Data lines |

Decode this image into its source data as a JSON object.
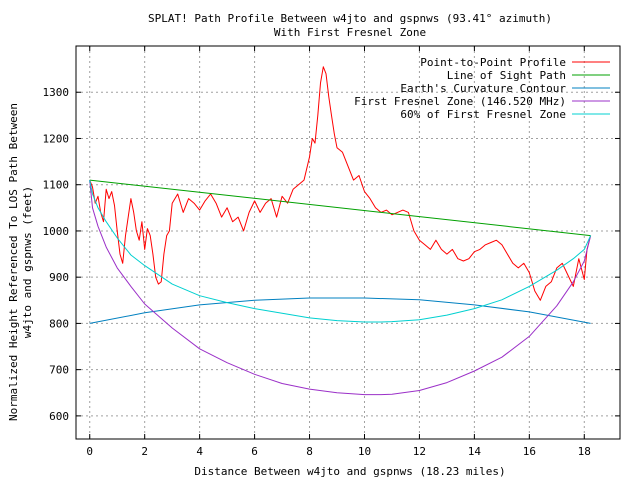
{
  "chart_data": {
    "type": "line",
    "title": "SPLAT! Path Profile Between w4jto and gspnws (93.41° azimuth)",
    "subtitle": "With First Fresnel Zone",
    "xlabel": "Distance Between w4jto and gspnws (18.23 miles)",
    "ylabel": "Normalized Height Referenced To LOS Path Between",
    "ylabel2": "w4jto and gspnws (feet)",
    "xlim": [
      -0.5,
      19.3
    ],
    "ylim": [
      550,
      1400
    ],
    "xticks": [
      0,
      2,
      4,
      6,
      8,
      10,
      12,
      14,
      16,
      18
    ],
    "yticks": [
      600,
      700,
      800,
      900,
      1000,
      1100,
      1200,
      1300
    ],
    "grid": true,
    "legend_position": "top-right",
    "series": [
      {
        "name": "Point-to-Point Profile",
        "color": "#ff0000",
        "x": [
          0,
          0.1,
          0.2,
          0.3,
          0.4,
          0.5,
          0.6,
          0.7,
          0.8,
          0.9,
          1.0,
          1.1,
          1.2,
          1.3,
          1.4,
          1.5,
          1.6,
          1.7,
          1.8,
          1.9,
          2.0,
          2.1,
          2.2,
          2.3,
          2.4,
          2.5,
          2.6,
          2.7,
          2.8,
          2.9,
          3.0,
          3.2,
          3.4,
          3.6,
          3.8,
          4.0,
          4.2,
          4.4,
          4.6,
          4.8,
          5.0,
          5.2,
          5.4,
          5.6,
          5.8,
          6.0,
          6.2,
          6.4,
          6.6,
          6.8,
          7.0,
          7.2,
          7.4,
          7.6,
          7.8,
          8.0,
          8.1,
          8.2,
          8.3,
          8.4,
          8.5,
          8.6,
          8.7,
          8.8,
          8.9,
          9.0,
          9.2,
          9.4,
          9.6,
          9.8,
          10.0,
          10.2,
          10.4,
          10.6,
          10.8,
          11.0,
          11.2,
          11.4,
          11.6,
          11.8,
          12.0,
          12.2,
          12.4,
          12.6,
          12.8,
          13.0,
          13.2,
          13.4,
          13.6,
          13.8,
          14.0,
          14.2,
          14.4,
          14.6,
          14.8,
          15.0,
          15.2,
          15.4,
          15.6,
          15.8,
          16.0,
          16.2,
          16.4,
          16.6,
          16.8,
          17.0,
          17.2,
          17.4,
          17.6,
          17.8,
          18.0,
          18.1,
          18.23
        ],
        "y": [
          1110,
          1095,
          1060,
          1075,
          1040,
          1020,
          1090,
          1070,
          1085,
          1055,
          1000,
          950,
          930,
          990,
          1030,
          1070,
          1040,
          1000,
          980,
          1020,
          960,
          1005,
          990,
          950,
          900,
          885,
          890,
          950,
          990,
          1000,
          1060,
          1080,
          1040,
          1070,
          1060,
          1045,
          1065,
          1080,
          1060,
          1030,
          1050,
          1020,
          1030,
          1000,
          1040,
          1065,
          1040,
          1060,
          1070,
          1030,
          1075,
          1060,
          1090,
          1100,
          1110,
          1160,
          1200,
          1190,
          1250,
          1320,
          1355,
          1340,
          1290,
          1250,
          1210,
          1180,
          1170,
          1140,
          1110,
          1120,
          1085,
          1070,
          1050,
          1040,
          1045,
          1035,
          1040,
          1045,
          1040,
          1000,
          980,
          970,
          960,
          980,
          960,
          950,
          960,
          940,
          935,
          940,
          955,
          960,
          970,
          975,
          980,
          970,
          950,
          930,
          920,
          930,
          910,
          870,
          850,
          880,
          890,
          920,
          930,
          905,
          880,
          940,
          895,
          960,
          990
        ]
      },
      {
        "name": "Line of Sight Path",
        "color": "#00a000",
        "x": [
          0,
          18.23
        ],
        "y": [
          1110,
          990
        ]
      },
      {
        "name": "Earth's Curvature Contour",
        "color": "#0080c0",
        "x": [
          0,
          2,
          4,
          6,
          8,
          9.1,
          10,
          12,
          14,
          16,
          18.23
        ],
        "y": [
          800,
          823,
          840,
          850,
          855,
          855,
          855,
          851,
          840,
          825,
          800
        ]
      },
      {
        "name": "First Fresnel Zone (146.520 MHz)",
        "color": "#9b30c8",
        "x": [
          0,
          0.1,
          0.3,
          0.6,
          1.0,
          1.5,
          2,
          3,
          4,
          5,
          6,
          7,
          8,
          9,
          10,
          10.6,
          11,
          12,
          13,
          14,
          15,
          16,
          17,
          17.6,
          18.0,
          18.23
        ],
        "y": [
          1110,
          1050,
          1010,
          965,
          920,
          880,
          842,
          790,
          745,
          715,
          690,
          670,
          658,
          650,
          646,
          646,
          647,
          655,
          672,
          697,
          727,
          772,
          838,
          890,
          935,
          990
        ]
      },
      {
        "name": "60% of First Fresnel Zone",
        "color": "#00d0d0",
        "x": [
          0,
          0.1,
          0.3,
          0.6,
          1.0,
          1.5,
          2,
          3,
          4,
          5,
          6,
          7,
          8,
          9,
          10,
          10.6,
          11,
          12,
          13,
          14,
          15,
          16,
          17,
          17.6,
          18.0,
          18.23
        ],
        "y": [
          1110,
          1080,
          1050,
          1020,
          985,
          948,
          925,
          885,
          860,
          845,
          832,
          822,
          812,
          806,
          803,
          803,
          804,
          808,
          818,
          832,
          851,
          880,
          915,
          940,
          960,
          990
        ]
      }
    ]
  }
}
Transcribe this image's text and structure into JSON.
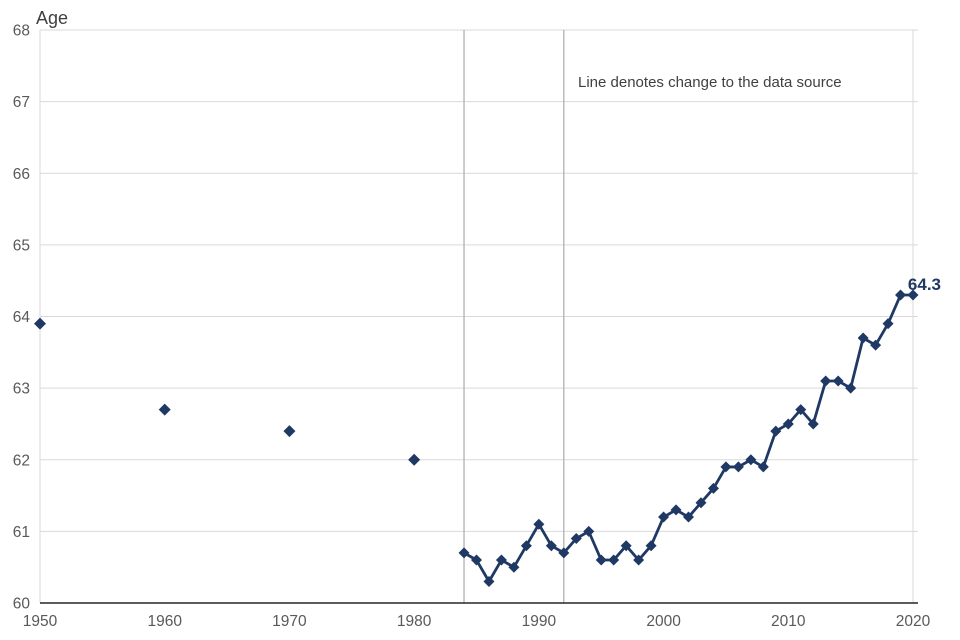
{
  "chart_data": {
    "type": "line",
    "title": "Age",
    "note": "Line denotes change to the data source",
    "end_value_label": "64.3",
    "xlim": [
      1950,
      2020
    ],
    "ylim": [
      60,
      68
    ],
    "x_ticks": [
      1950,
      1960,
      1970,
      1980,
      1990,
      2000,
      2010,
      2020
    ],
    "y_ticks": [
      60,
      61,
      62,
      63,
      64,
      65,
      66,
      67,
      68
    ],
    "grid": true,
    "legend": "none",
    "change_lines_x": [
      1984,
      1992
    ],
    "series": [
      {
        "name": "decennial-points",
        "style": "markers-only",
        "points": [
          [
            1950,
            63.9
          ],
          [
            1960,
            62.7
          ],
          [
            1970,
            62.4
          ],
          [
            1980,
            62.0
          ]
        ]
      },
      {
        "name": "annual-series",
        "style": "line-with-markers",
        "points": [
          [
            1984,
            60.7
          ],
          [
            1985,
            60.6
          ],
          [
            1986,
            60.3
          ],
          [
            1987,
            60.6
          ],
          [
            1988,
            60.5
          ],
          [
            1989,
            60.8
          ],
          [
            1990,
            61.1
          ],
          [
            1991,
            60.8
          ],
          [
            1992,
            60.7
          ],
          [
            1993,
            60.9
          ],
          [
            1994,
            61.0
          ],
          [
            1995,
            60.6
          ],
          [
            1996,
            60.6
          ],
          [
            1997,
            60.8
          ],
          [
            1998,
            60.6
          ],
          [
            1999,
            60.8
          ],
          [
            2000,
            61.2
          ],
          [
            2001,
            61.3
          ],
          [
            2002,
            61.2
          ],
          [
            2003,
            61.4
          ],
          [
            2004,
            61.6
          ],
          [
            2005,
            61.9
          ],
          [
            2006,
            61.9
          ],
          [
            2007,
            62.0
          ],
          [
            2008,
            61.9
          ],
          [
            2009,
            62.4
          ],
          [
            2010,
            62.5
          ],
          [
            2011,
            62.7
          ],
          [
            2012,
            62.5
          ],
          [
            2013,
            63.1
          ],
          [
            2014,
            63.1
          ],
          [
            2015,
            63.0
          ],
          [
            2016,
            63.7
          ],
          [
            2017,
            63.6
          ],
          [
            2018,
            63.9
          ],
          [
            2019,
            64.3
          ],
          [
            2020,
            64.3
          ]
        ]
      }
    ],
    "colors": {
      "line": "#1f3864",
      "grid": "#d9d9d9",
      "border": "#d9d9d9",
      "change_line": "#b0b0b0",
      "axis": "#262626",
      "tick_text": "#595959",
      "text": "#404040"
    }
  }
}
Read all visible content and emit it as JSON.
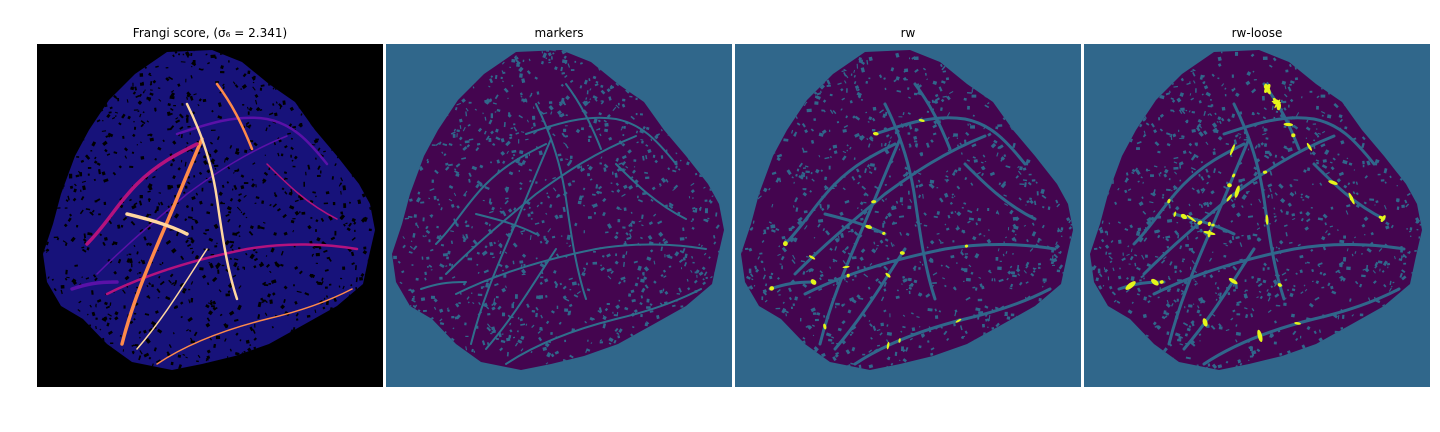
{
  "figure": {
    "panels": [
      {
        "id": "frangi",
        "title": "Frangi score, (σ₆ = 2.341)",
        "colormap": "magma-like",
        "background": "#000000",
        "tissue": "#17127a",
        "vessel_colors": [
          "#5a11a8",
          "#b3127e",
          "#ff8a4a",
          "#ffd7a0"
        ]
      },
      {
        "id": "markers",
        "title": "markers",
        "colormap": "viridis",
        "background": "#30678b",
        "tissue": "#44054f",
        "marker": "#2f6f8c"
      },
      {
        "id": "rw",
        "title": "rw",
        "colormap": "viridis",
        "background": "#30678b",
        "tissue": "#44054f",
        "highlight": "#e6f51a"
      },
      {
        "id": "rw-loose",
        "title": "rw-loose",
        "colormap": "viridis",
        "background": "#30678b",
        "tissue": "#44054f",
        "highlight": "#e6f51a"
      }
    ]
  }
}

Aim |
Collect each line of the entries that has the word "First", copying it in full.

Task result |
    "subtitle": "With First Fresnel Zone",
        "name": "First Fresnel Zone (146.520 MHz)",
        "name": "60% of First Fresnel Zone",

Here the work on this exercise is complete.